• [TASK DETAILS]: Among the lines below, list those containing the string "color".

■ ■ ■ ■ ■

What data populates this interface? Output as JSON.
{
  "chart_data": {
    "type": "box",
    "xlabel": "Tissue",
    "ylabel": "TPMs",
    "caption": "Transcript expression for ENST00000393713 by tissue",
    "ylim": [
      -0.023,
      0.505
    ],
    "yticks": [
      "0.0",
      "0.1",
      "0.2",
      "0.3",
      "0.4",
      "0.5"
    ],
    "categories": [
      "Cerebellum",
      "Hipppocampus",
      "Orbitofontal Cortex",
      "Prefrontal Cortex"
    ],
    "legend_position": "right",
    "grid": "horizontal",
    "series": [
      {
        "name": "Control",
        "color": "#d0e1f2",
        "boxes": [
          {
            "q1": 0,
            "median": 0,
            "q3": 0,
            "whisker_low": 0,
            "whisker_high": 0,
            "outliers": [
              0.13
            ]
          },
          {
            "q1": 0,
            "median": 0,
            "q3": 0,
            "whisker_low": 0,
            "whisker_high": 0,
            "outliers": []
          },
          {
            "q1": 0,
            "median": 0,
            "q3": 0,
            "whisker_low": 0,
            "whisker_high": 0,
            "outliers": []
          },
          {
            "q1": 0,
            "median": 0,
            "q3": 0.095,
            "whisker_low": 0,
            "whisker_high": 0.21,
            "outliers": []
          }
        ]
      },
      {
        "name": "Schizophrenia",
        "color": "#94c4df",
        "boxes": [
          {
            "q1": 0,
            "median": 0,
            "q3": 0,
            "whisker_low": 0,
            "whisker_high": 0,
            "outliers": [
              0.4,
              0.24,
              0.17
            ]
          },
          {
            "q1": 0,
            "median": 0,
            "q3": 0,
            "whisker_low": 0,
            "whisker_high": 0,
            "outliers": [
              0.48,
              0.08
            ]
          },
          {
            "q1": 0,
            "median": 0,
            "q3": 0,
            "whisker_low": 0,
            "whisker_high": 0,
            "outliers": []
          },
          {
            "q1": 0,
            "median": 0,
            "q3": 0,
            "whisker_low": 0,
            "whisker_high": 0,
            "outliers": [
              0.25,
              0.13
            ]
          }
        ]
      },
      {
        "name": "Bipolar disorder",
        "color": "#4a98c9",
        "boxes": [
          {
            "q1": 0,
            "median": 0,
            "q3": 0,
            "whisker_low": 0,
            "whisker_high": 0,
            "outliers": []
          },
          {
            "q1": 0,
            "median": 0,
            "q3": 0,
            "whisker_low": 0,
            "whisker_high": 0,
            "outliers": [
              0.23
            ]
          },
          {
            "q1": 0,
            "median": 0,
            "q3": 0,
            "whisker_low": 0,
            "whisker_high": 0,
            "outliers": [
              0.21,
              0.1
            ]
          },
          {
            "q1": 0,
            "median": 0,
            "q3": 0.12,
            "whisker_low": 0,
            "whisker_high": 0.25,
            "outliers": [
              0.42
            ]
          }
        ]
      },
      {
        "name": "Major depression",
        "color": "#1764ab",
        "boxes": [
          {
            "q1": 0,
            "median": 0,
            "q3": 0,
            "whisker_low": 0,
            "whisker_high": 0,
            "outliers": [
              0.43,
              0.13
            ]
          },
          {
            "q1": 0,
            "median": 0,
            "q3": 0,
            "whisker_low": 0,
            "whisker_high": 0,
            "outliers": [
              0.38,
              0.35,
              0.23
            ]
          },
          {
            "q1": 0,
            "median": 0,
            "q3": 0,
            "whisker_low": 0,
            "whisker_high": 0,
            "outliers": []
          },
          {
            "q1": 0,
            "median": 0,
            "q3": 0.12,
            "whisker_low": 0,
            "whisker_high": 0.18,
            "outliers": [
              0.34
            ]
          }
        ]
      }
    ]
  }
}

■ ■ ■ ■ ■

• [RESPONSE BELOW]:
        "color": "#d0e1f2",
        "color": "#94c4df",
        "color": "#4a98c9",
        "color": "#1764ab",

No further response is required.